** Records for the task **
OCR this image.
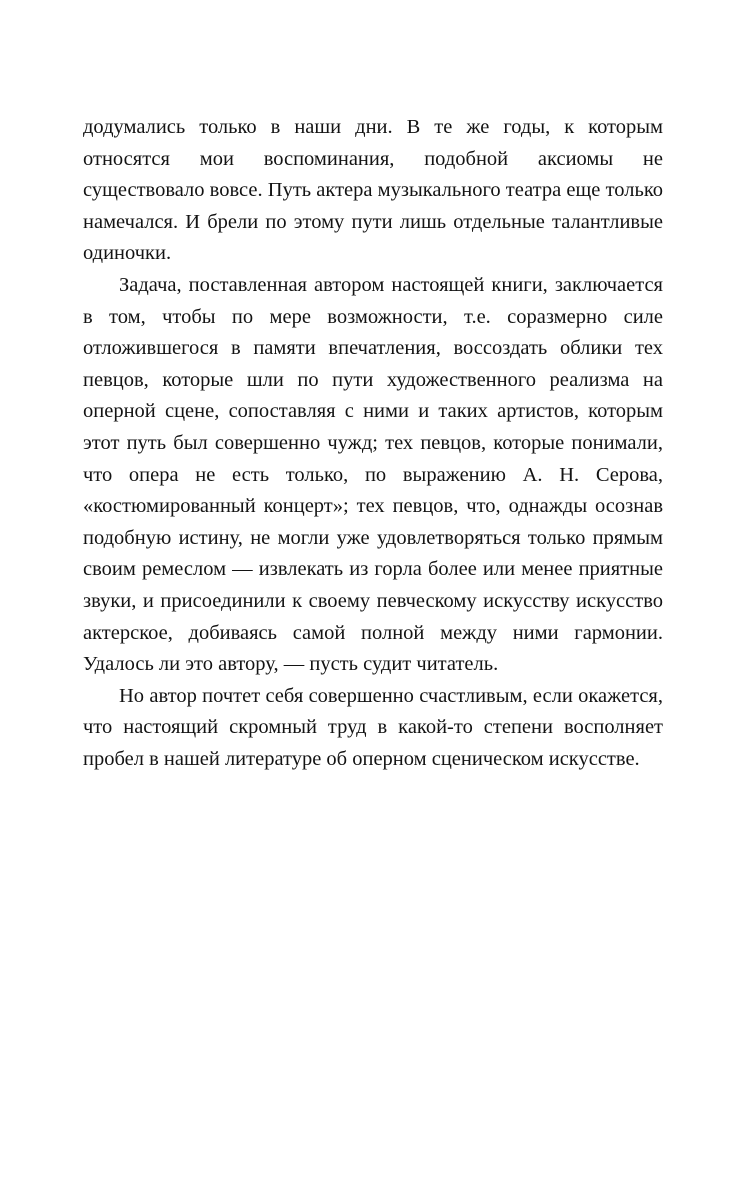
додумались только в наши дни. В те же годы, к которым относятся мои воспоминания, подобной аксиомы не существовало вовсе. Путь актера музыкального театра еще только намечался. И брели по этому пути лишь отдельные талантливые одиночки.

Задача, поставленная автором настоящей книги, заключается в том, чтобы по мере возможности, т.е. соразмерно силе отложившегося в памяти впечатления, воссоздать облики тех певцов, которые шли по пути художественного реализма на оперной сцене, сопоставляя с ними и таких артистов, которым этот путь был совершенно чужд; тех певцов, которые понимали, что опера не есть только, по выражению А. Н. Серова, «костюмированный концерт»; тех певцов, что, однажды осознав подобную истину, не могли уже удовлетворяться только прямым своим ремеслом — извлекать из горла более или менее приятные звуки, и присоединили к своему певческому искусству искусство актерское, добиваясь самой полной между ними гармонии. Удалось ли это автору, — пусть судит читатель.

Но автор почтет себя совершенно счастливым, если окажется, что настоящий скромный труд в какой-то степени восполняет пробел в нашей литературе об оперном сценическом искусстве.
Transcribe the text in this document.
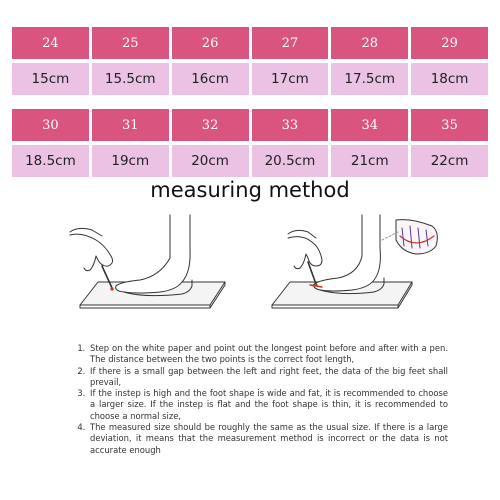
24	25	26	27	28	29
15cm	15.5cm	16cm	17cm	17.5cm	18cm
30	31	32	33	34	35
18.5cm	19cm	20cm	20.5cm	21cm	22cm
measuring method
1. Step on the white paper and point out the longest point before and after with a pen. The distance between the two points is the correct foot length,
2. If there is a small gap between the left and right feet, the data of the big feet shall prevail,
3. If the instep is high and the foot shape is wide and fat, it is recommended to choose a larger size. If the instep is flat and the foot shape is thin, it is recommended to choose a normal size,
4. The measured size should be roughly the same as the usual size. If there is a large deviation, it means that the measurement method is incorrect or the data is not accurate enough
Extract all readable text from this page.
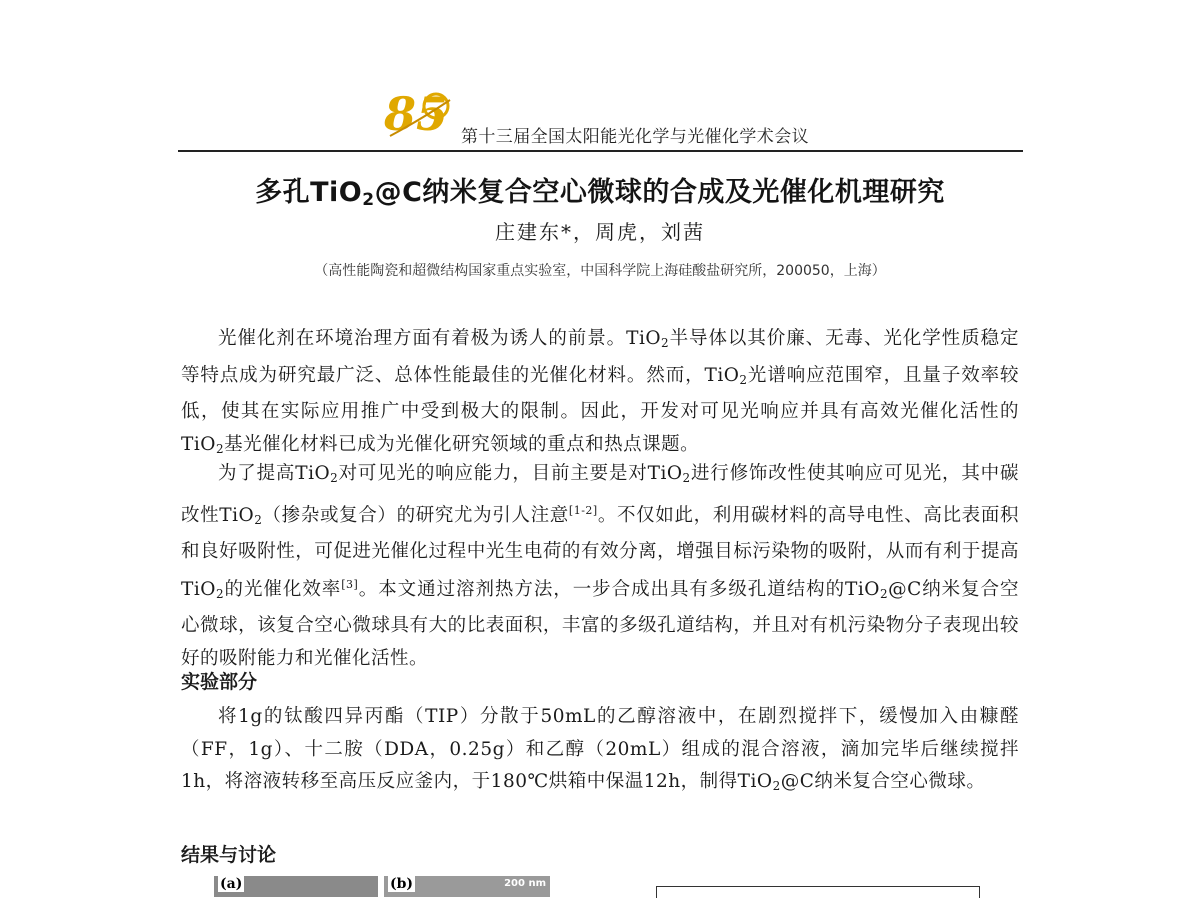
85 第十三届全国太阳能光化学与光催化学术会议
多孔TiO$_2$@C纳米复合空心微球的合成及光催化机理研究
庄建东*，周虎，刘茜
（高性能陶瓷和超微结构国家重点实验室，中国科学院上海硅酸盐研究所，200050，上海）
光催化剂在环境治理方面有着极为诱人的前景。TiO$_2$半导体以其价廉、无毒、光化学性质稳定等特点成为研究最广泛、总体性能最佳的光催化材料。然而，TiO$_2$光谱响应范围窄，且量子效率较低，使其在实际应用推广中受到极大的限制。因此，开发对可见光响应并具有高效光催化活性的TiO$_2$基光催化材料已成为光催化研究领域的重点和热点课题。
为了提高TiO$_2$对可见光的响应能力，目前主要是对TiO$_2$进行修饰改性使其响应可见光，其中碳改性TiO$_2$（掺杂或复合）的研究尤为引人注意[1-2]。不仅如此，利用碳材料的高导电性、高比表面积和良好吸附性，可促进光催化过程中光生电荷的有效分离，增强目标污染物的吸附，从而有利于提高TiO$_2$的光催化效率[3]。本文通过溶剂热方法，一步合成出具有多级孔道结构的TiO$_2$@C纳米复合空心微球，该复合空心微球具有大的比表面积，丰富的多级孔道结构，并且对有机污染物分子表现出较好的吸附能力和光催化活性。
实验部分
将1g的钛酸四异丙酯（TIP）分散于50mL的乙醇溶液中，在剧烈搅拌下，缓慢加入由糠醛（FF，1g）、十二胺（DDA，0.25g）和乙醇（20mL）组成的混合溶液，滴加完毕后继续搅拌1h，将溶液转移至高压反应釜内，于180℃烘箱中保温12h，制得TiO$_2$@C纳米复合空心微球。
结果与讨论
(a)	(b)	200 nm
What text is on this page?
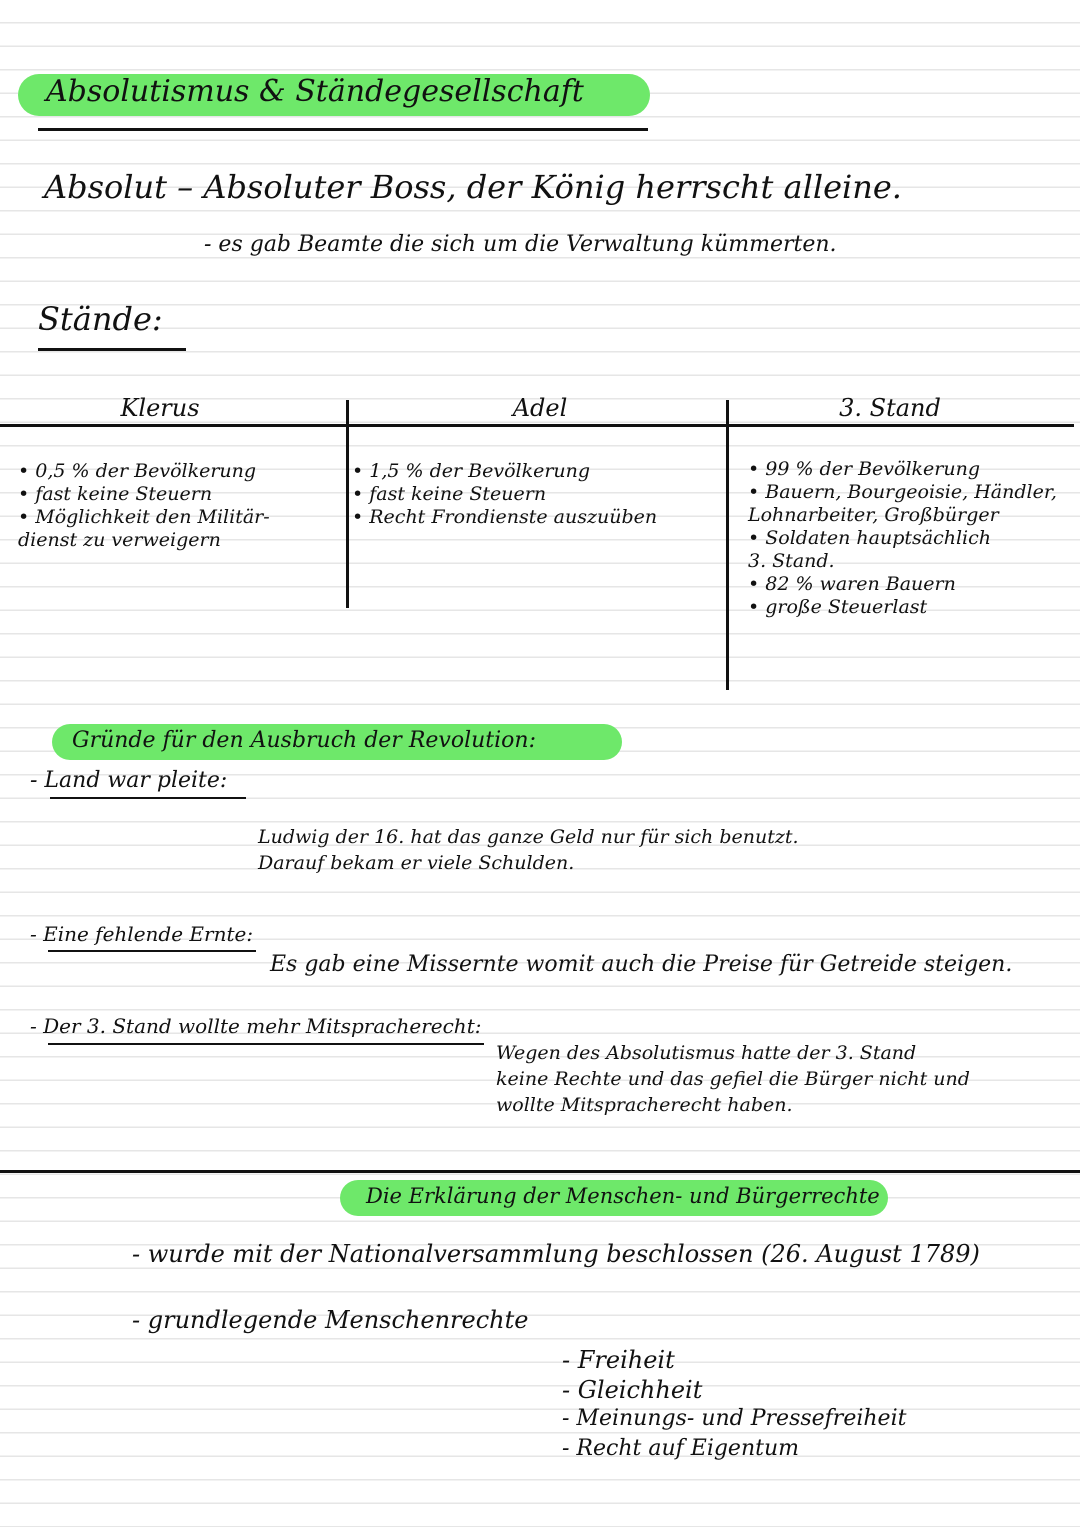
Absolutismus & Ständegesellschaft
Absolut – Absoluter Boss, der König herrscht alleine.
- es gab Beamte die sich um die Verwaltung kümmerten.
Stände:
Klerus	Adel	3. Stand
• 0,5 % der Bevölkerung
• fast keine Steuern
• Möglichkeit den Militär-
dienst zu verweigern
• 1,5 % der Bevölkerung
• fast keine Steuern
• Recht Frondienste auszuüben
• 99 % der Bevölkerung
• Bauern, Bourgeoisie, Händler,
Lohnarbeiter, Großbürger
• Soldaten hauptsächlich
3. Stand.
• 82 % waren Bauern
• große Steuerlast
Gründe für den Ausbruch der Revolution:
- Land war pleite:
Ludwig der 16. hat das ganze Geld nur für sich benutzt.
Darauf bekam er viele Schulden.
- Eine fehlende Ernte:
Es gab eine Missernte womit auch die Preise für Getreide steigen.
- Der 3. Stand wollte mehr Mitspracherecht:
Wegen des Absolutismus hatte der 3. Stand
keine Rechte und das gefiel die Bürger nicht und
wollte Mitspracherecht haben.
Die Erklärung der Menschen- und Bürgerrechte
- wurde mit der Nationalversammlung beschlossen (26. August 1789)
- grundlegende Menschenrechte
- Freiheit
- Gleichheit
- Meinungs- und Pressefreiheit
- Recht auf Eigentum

** Given exercise **
In how many lines does the word "page" appear? Respond with the number alone.

** Correct output **
2